*Exercise objective*
In the entries that follow, find the word "Displays" and report each line it is on.

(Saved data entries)
==========
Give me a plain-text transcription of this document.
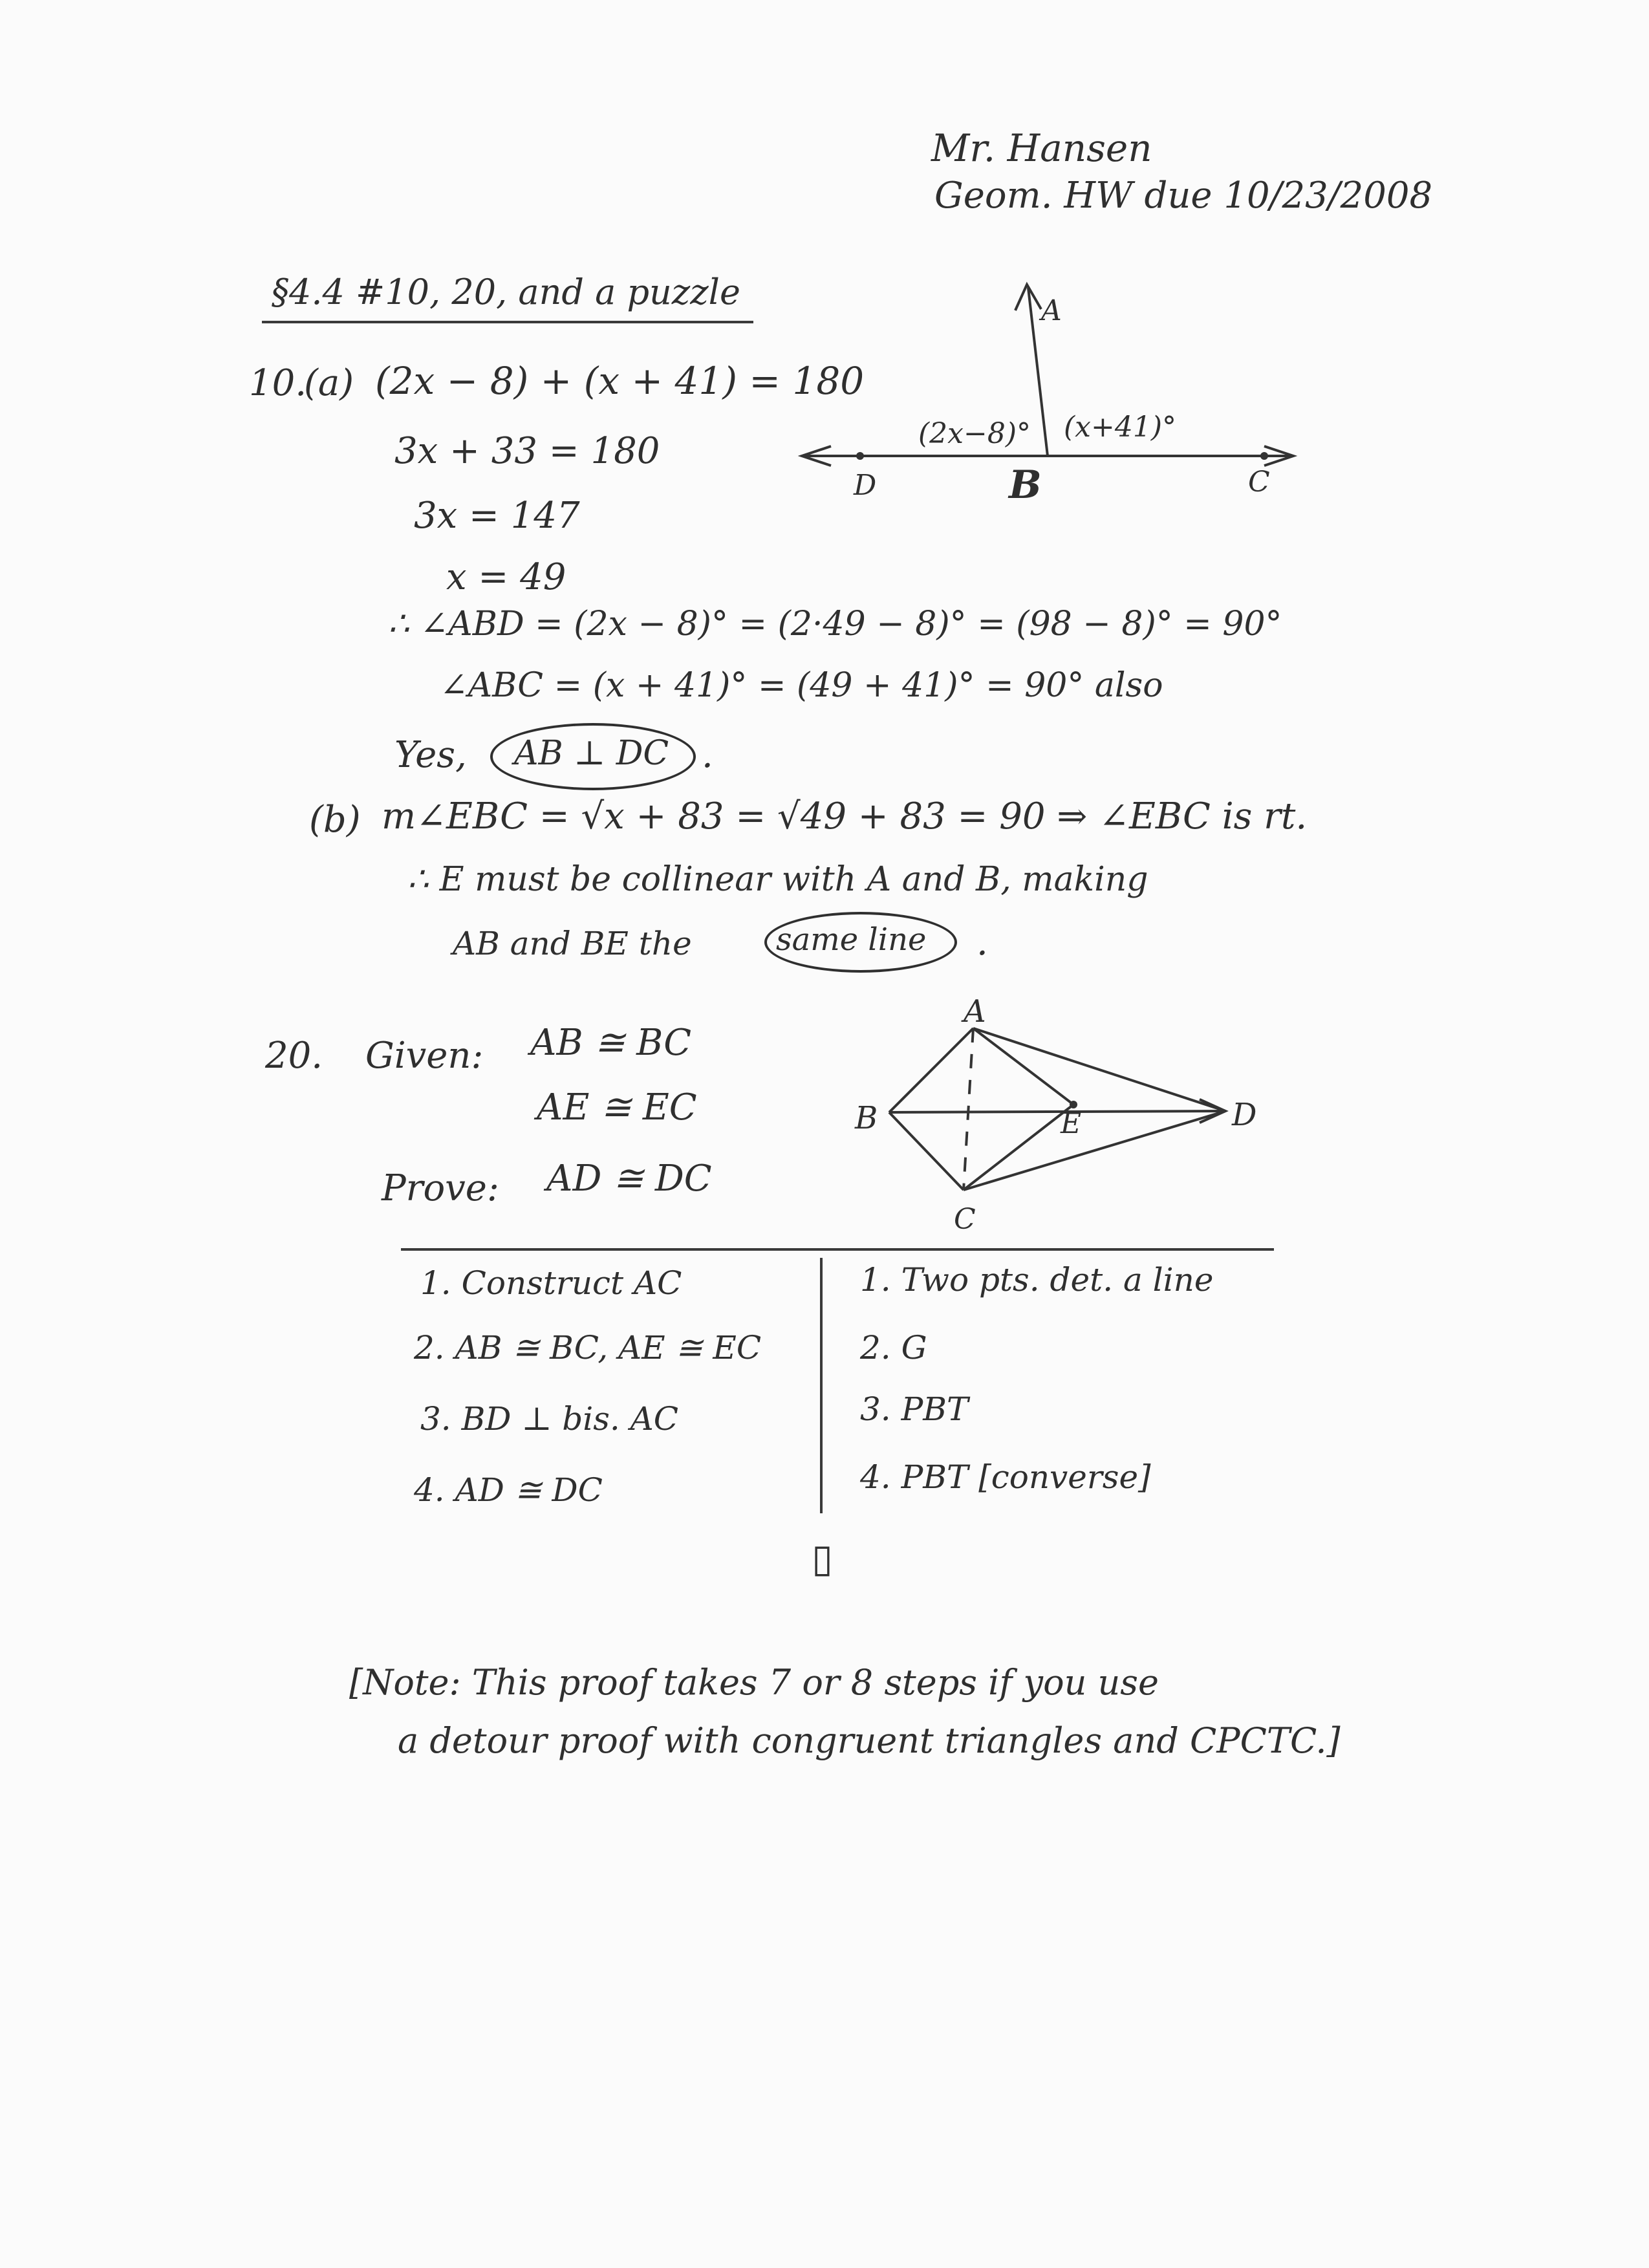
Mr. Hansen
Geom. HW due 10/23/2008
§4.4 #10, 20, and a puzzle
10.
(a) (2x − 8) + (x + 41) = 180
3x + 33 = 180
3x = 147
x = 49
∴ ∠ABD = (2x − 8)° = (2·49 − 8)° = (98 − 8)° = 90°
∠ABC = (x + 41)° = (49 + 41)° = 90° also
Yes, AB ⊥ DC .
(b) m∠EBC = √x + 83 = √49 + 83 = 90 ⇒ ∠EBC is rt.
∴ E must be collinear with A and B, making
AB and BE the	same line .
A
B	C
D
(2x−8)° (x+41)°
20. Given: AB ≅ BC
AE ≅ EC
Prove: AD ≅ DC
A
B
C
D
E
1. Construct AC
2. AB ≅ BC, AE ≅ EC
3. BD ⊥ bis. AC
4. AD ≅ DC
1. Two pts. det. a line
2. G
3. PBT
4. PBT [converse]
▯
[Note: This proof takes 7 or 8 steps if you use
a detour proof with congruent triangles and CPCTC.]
==========
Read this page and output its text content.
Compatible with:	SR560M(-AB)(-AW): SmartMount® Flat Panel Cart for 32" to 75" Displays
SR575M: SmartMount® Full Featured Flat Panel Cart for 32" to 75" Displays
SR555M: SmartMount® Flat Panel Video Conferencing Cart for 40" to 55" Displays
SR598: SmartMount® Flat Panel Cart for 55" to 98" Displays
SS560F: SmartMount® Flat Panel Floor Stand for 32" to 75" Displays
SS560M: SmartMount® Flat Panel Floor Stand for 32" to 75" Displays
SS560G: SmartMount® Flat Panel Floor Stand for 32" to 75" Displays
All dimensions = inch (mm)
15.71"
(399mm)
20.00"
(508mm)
==========
*The reply*
Compatible with:	SR560M(-AB)(-AW): SmartMount® Flat Panel Cart for 32" to 75" Displays
SR575M: SmartMount® Full Featured Flat Panel Cart for 32" to 75" Displays
SR555M: SmartMount® Flat Panel Video Conferencing Cart for 40" to 55" Displays
SR598: SmartMount® Flat Panel Cart for 55" to 98" Displays
SS560F: SmartMount® Flat Panel Floor Stand for 32" to 75" Displays
SS560M: SmartMount® Flat Panel Floor Stand for 32" to 75" Displays
SS560G: SmartMount® Flat Panel Floor Stand for 32" to 75" Displays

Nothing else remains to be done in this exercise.